## [INSTRUCTION]
Find all lines in the listing that include the word "screenshot", then copy them.

## [PROVIDED RECORDS]
┌──
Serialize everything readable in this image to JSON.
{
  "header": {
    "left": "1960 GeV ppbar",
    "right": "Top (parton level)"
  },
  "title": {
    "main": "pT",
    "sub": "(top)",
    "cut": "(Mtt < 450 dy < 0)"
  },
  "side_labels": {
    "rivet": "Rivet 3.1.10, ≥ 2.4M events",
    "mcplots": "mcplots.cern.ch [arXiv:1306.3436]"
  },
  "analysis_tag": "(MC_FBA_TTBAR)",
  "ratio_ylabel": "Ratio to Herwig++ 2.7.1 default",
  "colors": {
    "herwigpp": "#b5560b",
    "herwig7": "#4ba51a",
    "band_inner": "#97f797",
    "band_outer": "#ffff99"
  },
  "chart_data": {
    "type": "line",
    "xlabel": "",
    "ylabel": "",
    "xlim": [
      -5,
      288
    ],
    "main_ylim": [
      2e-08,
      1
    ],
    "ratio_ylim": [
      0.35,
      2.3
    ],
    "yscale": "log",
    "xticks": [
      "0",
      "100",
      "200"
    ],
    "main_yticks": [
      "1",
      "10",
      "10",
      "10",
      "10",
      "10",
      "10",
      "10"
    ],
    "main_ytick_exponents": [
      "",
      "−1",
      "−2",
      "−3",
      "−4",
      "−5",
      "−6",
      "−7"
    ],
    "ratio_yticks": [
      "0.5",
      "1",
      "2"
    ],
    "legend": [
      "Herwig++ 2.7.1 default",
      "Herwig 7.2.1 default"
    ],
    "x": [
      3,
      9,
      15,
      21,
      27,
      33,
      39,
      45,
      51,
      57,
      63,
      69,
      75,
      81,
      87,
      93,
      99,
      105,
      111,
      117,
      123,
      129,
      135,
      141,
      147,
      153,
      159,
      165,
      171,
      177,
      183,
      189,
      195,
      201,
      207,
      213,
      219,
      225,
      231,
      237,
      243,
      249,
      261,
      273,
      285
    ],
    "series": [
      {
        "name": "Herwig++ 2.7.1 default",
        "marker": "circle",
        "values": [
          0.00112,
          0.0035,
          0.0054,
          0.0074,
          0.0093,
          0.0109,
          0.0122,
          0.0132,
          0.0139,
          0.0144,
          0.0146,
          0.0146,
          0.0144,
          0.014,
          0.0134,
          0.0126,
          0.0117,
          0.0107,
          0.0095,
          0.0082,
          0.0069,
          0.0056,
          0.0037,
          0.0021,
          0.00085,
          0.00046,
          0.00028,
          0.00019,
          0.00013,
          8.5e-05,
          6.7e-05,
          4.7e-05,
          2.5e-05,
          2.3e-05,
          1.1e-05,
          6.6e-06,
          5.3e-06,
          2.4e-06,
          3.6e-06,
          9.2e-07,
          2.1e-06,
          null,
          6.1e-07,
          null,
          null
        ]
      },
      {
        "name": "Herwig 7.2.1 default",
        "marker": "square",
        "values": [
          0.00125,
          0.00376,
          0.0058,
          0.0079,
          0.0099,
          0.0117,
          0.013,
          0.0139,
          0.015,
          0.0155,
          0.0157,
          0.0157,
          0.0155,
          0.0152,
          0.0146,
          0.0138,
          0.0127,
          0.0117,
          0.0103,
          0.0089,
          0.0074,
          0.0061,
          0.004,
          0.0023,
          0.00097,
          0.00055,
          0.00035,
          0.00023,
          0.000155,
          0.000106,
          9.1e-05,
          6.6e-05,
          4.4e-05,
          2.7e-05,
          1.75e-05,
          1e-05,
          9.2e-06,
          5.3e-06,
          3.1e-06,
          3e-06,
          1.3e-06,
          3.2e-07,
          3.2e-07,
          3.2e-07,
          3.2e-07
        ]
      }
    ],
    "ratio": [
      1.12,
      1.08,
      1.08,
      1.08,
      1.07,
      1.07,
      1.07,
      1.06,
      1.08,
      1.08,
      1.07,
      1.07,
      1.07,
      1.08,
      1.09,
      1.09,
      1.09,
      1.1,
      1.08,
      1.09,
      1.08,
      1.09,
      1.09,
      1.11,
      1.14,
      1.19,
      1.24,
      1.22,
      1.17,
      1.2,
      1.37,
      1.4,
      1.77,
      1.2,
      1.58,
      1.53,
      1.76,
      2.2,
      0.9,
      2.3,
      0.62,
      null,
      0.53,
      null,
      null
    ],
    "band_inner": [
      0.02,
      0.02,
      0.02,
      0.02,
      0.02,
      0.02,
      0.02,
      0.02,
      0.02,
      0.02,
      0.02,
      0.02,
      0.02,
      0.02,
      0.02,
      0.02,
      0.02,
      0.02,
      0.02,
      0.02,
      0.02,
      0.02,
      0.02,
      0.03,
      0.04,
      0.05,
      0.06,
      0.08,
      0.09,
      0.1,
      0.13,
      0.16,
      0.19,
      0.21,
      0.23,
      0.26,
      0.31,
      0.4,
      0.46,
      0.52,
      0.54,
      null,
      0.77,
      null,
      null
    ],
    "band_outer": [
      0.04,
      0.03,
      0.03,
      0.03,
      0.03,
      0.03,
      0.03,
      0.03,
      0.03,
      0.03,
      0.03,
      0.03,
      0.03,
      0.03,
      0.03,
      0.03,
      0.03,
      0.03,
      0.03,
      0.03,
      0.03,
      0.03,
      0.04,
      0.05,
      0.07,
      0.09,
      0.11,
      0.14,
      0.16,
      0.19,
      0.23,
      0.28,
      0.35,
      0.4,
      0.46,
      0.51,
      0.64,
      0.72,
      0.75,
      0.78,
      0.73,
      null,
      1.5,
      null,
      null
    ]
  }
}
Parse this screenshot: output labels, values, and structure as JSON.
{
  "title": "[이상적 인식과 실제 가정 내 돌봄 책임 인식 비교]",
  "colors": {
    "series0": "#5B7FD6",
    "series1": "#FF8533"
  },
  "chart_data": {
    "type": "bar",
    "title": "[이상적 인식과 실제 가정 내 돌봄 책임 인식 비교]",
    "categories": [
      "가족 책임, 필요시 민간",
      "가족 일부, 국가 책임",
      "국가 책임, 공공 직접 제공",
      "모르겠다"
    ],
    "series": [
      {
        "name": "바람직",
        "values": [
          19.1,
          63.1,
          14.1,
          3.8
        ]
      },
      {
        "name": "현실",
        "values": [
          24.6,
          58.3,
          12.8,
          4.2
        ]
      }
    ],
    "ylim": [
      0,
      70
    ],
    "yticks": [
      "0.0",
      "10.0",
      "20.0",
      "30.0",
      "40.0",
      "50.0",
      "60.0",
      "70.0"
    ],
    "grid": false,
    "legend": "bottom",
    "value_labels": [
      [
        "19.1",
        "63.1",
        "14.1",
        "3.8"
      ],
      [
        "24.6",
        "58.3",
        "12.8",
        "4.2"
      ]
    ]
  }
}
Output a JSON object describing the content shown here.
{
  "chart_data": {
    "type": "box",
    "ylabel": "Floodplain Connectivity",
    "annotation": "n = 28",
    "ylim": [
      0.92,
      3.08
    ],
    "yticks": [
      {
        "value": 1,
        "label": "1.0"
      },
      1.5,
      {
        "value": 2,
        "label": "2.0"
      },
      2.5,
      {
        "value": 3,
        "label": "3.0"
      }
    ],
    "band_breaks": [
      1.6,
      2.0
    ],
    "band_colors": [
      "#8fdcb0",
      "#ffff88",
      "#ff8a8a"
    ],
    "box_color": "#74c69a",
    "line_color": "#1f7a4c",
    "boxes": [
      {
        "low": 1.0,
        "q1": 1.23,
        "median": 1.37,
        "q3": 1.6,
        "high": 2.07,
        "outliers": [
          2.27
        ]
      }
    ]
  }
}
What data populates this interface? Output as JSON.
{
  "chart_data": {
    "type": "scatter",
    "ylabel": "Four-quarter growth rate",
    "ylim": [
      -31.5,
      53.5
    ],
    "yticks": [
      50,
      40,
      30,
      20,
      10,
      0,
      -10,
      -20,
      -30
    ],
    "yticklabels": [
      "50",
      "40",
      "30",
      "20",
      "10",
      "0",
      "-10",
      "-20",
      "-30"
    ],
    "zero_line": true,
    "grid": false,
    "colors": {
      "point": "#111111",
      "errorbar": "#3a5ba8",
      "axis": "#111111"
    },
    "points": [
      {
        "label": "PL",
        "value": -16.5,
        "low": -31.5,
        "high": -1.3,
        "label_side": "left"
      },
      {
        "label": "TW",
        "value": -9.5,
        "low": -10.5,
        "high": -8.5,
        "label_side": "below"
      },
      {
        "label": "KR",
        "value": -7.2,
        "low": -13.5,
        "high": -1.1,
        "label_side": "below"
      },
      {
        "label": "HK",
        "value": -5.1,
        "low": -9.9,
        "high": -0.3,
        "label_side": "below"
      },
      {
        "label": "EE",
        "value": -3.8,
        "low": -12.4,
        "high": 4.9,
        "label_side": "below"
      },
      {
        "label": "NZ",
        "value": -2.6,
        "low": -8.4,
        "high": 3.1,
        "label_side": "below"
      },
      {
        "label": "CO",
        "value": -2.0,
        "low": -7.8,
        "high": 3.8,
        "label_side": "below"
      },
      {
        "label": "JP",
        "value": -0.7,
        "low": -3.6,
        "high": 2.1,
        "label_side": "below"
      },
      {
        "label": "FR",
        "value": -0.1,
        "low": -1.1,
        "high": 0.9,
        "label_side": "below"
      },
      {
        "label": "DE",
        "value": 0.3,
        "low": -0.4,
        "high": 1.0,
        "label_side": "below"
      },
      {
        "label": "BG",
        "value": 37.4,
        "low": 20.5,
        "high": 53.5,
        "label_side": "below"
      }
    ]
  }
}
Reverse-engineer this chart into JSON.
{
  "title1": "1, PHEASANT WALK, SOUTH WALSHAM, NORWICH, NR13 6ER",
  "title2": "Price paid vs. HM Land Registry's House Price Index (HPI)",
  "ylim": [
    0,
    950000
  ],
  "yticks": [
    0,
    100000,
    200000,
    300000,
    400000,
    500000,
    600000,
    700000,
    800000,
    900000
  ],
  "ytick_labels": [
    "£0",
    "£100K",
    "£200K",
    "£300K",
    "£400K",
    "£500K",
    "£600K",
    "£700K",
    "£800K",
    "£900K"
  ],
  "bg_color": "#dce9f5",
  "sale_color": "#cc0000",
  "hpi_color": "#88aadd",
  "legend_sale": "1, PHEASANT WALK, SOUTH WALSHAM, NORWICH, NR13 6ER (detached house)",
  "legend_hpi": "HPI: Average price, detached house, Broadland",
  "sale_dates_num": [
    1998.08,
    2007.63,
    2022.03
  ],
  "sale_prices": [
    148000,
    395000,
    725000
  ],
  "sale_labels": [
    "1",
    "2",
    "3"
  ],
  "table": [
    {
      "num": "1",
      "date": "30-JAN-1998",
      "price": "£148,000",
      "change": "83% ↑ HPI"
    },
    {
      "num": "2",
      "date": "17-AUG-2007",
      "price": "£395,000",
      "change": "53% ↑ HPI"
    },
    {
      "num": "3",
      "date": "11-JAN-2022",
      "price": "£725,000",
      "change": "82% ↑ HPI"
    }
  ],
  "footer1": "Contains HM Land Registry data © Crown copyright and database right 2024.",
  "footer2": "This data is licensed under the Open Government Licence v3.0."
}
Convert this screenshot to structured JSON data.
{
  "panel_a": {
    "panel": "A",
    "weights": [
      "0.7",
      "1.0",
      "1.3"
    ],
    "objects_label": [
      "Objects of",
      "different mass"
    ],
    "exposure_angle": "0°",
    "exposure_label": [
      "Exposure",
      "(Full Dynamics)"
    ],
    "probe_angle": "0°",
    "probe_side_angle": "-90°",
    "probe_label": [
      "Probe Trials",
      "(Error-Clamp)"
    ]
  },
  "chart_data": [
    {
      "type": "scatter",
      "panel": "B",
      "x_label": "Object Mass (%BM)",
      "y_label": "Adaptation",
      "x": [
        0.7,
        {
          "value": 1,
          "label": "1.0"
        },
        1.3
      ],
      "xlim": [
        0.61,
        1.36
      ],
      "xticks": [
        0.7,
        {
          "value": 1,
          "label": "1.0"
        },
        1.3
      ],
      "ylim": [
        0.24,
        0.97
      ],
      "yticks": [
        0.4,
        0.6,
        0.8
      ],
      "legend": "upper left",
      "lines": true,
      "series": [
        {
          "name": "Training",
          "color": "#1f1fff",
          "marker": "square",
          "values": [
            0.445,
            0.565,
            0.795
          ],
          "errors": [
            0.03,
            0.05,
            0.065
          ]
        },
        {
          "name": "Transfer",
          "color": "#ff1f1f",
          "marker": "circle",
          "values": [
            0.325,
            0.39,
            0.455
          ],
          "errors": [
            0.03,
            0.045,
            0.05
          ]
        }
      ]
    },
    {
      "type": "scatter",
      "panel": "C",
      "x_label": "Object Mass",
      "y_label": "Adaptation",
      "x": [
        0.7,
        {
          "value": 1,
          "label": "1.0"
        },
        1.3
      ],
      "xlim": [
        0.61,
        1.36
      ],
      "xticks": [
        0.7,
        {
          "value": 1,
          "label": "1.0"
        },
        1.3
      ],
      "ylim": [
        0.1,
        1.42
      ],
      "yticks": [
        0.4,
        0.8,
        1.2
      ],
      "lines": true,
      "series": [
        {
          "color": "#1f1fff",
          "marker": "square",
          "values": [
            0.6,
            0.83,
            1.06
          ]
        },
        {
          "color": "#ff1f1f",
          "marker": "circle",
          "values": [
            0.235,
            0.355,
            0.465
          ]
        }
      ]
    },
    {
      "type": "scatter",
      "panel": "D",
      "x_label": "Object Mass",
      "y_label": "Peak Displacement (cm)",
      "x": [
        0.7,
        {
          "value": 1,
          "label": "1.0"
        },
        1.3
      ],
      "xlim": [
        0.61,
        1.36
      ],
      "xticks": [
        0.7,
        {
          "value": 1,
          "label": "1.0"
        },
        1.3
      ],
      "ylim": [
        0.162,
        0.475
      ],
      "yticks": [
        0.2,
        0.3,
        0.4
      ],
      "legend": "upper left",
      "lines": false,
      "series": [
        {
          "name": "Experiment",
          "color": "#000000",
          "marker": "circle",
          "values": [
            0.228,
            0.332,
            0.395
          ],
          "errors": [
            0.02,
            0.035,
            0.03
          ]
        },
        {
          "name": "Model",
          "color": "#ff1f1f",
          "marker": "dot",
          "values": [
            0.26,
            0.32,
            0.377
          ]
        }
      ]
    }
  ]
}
└──
## [ANSWER TO THIS PROBLEM]
Parse this screenshot: output labels, values, and structure as JSON.
Convert this screenshot to structured JSON data.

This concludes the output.